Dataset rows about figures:

____

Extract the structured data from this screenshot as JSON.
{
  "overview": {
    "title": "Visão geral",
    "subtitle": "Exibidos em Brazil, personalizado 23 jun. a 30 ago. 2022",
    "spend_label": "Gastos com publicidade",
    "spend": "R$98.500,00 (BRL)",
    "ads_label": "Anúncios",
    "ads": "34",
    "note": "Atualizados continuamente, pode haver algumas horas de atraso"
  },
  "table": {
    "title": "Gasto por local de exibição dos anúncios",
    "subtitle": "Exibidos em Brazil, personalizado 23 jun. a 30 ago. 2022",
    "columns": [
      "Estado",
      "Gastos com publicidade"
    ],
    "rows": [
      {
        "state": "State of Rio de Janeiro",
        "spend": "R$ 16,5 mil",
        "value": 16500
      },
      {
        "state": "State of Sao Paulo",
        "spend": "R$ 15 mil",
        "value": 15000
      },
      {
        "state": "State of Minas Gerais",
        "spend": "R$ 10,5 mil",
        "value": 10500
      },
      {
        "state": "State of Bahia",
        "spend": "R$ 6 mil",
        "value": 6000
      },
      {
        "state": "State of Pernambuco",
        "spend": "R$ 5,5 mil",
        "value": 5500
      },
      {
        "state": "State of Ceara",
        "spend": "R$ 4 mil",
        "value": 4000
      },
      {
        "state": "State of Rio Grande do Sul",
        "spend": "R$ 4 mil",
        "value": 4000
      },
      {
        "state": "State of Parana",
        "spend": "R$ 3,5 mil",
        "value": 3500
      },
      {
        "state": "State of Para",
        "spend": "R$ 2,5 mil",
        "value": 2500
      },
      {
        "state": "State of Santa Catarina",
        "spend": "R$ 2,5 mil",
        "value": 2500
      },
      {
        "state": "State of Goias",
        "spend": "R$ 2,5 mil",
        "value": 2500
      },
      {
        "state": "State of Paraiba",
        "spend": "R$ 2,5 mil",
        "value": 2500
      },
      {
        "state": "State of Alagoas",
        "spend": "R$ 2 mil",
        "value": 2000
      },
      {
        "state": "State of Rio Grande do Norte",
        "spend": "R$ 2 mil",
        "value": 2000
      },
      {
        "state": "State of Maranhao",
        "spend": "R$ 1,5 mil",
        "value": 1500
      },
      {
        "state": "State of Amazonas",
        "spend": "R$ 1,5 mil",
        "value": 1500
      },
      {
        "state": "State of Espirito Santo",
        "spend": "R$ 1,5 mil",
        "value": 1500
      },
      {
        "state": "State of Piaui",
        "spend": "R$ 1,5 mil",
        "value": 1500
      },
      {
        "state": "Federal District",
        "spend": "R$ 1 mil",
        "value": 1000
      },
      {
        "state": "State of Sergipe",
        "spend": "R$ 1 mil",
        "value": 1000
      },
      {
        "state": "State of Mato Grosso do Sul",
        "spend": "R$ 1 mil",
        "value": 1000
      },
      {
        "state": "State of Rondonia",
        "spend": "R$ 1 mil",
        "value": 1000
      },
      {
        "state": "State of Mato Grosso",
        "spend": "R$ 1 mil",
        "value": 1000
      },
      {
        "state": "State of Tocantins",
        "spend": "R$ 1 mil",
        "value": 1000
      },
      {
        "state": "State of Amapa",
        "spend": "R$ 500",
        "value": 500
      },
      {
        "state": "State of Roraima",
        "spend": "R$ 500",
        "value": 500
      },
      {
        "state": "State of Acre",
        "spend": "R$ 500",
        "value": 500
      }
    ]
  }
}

____

What to produce: Report how many lines in these entries contain "Mato". Answer with the number only.

Output of the task: 2